_WRITTEN REQUEST_
Each entry below should be echoed exactly, with pictures omitted.
::: DATASET ROWS :::
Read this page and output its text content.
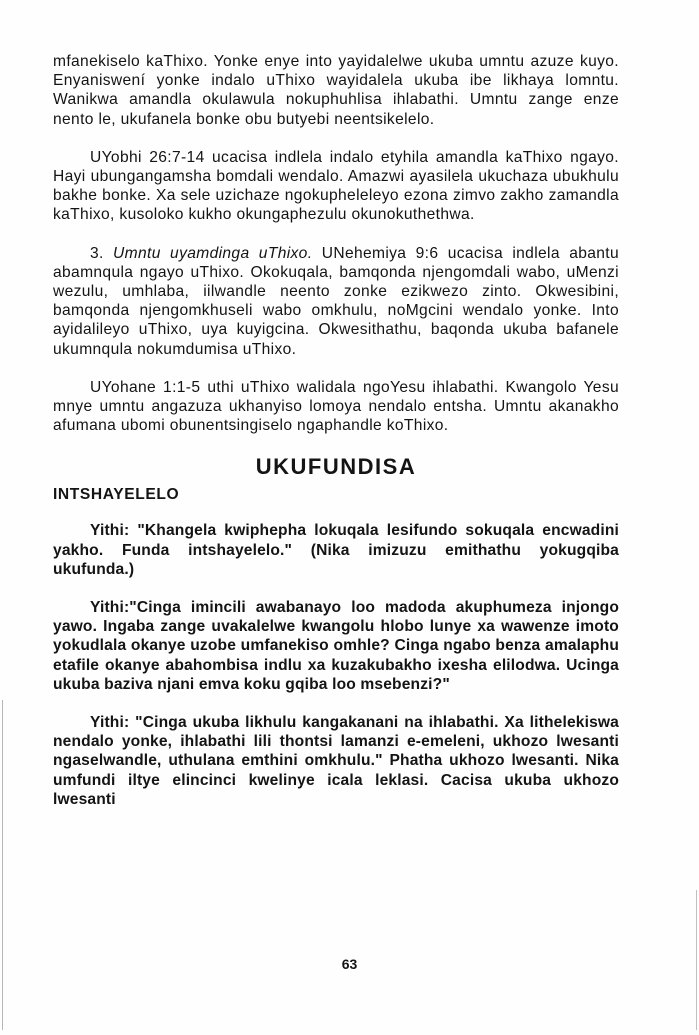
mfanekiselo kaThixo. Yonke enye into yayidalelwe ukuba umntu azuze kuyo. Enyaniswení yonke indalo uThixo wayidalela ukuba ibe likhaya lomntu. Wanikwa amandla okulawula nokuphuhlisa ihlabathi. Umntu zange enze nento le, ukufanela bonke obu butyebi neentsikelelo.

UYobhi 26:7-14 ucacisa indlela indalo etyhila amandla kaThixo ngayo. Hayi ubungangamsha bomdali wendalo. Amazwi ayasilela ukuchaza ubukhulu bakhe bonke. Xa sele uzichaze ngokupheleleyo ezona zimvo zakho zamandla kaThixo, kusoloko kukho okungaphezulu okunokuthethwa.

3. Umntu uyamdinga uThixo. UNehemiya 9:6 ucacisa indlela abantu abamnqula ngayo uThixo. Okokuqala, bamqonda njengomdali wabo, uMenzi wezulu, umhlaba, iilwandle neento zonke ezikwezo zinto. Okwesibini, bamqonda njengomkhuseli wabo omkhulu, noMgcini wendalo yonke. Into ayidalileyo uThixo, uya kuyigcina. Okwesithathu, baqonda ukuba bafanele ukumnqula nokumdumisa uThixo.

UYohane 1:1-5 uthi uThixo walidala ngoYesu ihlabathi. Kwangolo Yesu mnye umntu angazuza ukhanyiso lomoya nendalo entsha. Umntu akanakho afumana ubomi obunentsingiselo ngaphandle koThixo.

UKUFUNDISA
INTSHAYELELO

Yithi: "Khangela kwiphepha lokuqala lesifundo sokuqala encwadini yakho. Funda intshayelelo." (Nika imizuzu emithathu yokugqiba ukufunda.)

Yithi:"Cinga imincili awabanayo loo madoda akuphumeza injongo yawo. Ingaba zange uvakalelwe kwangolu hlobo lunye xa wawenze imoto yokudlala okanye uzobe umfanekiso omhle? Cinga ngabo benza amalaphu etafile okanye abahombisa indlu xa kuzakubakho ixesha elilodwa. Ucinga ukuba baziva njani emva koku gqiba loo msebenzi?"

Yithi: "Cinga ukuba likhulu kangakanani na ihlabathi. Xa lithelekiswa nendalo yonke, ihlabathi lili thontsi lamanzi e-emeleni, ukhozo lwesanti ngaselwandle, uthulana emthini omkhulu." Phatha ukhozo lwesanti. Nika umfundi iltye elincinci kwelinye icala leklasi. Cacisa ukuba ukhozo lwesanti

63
:::
_FULL ANSWER_
Read this page and output its text content.
mfanekiselo kaThixo. Yonke enye into yayidalelwe ukuba umntu azuze kuyo. Enyaniswení yonke indalo uThixo wayidalela ukuba ibe likhaya lomntu. Wanikwa amandla okulawula nokuphuhlisa ihlabathi. Umntu zange enze nento le, ukufanela bonke obu butyebi neentsikelelo.

UYobhi 26:7-14 ucacisa indlela indalo etyhila amandla kaThixo ngayo. Hayi ubungangamsha bomdali wendalo. Amazwi ayasilela ukuchaza ubukhulu bakhe bonke. Xa sele uzichaze ngokupheleleyo ezona zimvo zakho zamandla kaThixo, kusoloko kukho okungaphezulu okunokuthethwa.

3. Umntu uyamdinga uThixo. UNehemiya 9:6 ucacisa indlela abantu abamnqula ngayo uThixo. Okokuqala, bamqonda njengomdali wabo, uMenzi wezulu, umhlaba, iilwandle neento zonke ezikwezo zinto. Okwesibini, bamqonda njengomkhuseli wabo omkhulu, noMgcini wendalo yonke. Into ayidalileyo uThixo, uya kuyigcina. Okwesithathu, baqonda ukuba bafanele ukumnqula nokumdumisa uThixo.

UYohane 1:1-5 uthi uThixo walidala ngoYesu ihlabathi. Kwangolo Yesu mnye umntu angazuza ukhanyiso lomoya nendalo entsha. Umntu akanakho afumana ubomi obunentsingiselo ngaphandle koThixo.

UKUFUNDISA
INTSHAYELELO

Yithi: "Khangela kwiphepha lokuqala lesifundo sokuqala encwadini yakho. Funda intshayelelo." (Nika imizuzu emithathu yokugqiba ukufunda.)

Yithi:"Cinga imincili awabanayo loo madoda akuphumeza injongo yawo. Ingaba zange uvakalelwe kwangolu hlobo lunye xa wawenze imoto yokudlala okanye uzobe umfanekiso omhle? Cinga ngabo benza amalaphu etafile okanye abahombisa indlu xa kuzakubakho ixesha elilodwa. Ucinga ukuba baziva njani emva koku gqiba loo msebenzi?"

Yithi: "Cinga ukuba likhulu kangakanani na ihlabathi. Xa lithelekiswa nendalo yonke, ihlabathi lili thontsi lamanzi e-emeleni, ukhozo lwesanti ngaselwandle, uthulana emthini omkhulu." Phatha ukhozo lwesanti. Nika umfundi iltye elincinci kwelinye icala leklasi. Cacisa ukuba ukhozo lwesanti

63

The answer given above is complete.